[Stored dataset items]
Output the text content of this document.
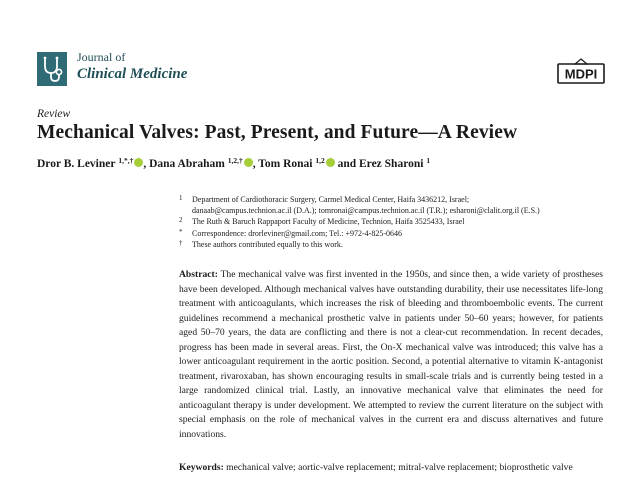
Journal of
Clinical Medicine	MDPI
Review
Mechanical Valves: Past, Present, and Future—A Review
Dror B. Leviner $^{1,*,\dagger}$ , Dana Abraham $^{1,2,\dagger}$ , Tom Ronai $^{1,2}$ and Erez Sharoni $^1$
1 Department of Cardiothoracic Surgery, Carmel Medical Center, Haifa 3436212, Israel;
danaab@campus.technion.ac.il (D.A.); tomronai@campus.technion.ac.il (T.R.); esharoni@clalit.org.il (E.S.)
2 The Ruth & Baruch Rappaport Faculty of Medicine, Technion, Haifa 3525433, Israel
* Correspondence: drorleviner@gmail.com; Tel.: +972-4-825-0646
† These authors contributed equally to this work.
Abstract: The mechanical valve was first invented in the 1950s, and since then, a wide variety of prostheses have been developed. Although mechanical valves have outstanding durability, their use necessitates life-long treatment with anticoagulants, which increases the risk of bleeding and thromboembolic events. The current guidelines recommend a mechanical prosthetic valve in patients under 50–60 years; however, for patients aged 50–70 years, the data are conflicting and there is not a clear-cut recommendation. In recent decades, progress has been made in several areas. First, the On-X mechanical valve was introduced; this valve has a lower anticoagulant requirement in the aortic position. Second, a potential alternative to vitamin K-antagonist treatment, rivaroxaban, has shown encouraging results in small-scale trials and is currently being tested in a large randomized clinical trial. Lastly, an innovative mechanical valve that eliminates the need for anticoagulant therapy is under development. We attempted to review the current literature on the subject with special emphasis on the role of mechanical valves in the current era and discuss alternatives and future innovations.
Keywords: mechanical valve; aortic-valve replacement; mitral-valve replacement; bioprosthetic valve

## EXERCISE
Please transcribe each line above exactly, but leave the images out.

## RESPONSE TO THE TASK
Output the text content of this document.
Journal of
Clinical Medicine	MDPI
Review
Mechanical Valves: Past, Present, and Future—A Review
Dror B. Leviner $^{1,*,\dagger}$ , Dana Abraham $^{1,2,\dagger}$ , Tom Ronai $^{1,2}$ and Erez Sharoni $^1$
1 Department of Cardiothoracic Surgery, Carmel Medical Center, Haifa 3436212, Israel;
danaab@campus.technion.ac.il (D.A.); tomronai@campus.technion.ac.il (T.R.); esharoni@clalit.org.il (E.S.)
2 The Ruth & Baruch Rappaport Faculty of Medicine, Technion, Haifa 3525433, Israel
* Correspondence: drorleviner@gmail.com; Tel.: +972-4-825-0646
† These authors contributed equally to this work.
Abstract: The mechanical valve was first invented in the 1950s, and since then, a wide variety of prostheses have been developed. Although mechanical valves have outstanding durability, their use necessitates life-long treatment with anticoagulants, which increases the risk of bleeding and thromboembolic events. The current guidelines recommend a mechanical prosthetic valve in patients under 50–60 years; however, for patients aged 50–70 years, the data are conflicting and there is not a clear-cut recommendation. In recent decades, progress has been made in several areas. First, the On-X mechanical valve was introduced; this valve has a lower anticoagulant requirement in the aortic position. Second, a potential alternative to vitamin K-antagonist treatment, rivaroxaban, has shown encouraging results in small-scale trials and is currently being tested in a large randomized clinical trial. Lastly, an innovative mechanical valve that eliminates the need for anticoagulant therapy is under development. We attempted to review the current literature on the subject with special emphasis on the role of mechanical valves in the current era and discuss alternatives and future innovations.
Keywords: mechanical valve; aortic-valve replacement; mitral-valve replacement; bioprosthetic valve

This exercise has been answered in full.